═════ Extracted records ═════

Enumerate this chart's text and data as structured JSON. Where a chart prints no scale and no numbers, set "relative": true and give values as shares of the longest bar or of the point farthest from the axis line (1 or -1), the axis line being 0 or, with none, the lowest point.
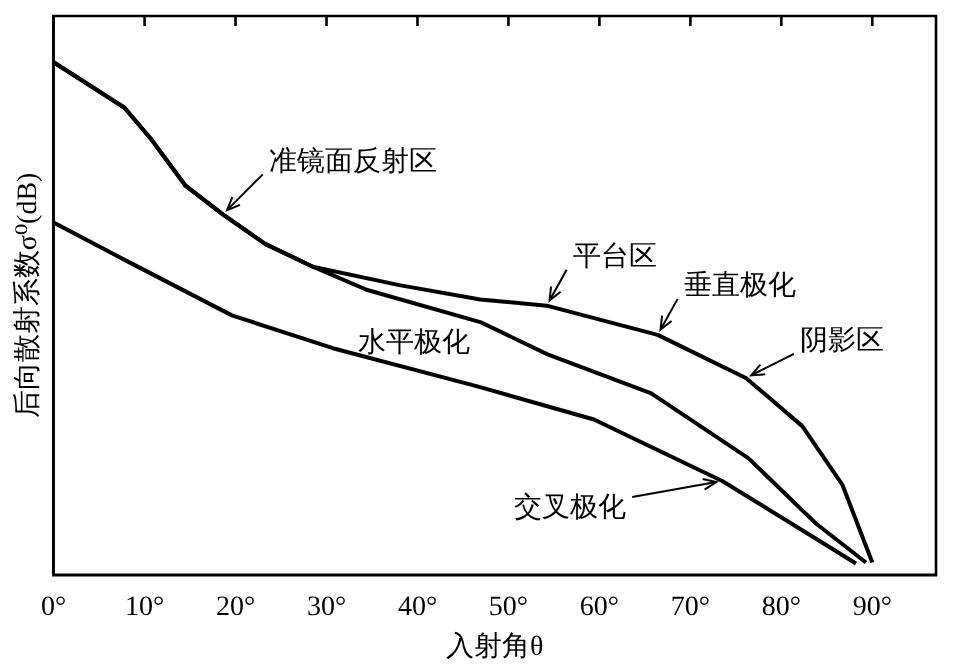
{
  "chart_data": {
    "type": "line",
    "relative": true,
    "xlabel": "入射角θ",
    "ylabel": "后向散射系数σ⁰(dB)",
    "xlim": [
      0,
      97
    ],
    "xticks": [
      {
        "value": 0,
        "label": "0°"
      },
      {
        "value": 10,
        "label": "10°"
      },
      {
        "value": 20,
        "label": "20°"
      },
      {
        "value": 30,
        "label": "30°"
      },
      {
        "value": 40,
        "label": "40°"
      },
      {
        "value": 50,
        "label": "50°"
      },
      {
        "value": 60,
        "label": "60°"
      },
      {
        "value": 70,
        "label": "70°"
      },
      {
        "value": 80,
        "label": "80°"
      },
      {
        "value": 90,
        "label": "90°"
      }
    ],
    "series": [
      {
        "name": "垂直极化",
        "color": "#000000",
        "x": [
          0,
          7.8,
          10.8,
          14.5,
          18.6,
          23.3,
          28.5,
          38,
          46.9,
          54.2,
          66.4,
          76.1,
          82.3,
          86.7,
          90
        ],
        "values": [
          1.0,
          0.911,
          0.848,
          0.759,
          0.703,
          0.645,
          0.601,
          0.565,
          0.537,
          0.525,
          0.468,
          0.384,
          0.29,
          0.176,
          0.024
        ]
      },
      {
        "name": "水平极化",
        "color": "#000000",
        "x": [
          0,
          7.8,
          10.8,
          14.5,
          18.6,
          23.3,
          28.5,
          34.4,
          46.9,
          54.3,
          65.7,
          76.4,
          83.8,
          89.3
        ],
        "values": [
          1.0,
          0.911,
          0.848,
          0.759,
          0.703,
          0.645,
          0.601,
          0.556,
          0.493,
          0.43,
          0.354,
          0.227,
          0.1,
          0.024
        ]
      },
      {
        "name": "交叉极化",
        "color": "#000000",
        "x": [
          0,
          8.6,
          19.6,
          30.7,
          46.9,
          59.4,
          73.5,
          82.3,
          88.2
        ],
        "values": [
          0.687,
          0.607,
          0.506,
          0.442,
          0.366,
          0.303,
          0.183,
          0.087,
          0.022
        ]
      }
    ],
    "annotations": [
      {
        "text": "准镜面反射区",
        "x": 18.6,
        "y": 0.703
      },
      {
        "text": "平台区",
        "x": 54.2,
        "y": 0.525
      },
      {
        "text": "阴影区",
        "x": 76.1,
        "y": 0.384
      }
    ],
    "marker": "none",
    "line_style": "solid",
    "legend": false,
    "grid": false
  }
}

═════

= Written problem =
Repeat the preceding records precisely, and leave every picture out of the copy.

= Exercise response =
Enumerate this chart's text and data as structured JSON. Where a chart prints no scale and no numbers, set "relative": true and give values as shares of the longest bar or of the point farthest from the axis line (1 or -1), the axis line being 0 or, with none, the lowest point.
{
  "chart_data": {
    "type": "line",
    "relative": true,
    "xlabel": "入射角θ",
    "ylabel": "后向散射系数σ⁰(dB)",
    "xlim": [
      0,
      97
    ],
    "xticks": [
      {
        "value": 0,
        "label": "0°"
      },
      {
        "value": 10,
        "label": "10°"
      },
      {
        "value": 20,
        "label": "20°"
      },
      {
        "value": 30,
        "label": "30°"
      },
      {
        "value": 40,
        "label": "40°"
      },
      {
        "value": 50,
        "label": "50°"
      },
      {
        "value": 60,
        "label": "60°"
      },
      {
        "value": 70,
        "label": "70°"
      },
      {
        "value": 80,
        "label": "80°"
      },
      {
        "value": 90,
        "label": "90°"
      }
    ],
    "series": [
      {
        "name": "垂直极化",
        "color": "#000000",
        "x": [
          0,
          7.8,
          10.8,
          14.5,
          18.6,
          23.3,
          28.5,
          38,
          46.9,
          54.2,
          66.4,
          76.1,
          82.3,
          86.7,
          90
        ],
        "values": [
          1.0,
          0.911,
          0.848,
          0.759,
          0.703,
          0.645,
          0.601,
          0.565,
          0.537,
          0.525,
          0.468,
          0.384,
          0.29,
          0.176,
          0.024
        ]
      },
      {
        "name": "水平极化",
        "color": "#000000",
        "x": [
          0,
          7.8,
          10.8,
          14.5,
          18.6,
          23.3,
          28.5,
          34.4,
          46.9,
          54.3,
          65.7,
          76.4,
          83.8,
          89.3
        ],
        "values": [
          1.0,
          0.911,
          0.848,
          0.759,
          0.703,
          0.645,
          0.601,
          0.556,
          0.493,
          0.43,
          0.354,
          0.227,
          0.1,
          0.024
        ]
      },
      {
        "name": "交叉极化",
        "color": "#000000",
        "x": [
          0,
          8.6,
          19.6,
          30.7,
          46.9,
          59.4,
          73.5,
          82.3,
          88.2
        ],
        "values": [
          0.687,
          0.607,
          0.506,
          0.442,
          0.366,
          0.303,
          0.183,
          0.087,
          0.022
        ]
      }
    ],
    "annotations": [
      {
        "text": "准镜面反射区",
        "x": 18.6,
        "y": 0.703
      },
      {
        "text": "平台区",
        "x": 54.2,
        "y": 0.525
      },
      {
        "text": "阴影区",
        "x": 76.1,
        "y": 0.384
      }
    ],
    "marker": "none",
    "line_style": "solid",
    "legend": false,
    "grid": false
  }
}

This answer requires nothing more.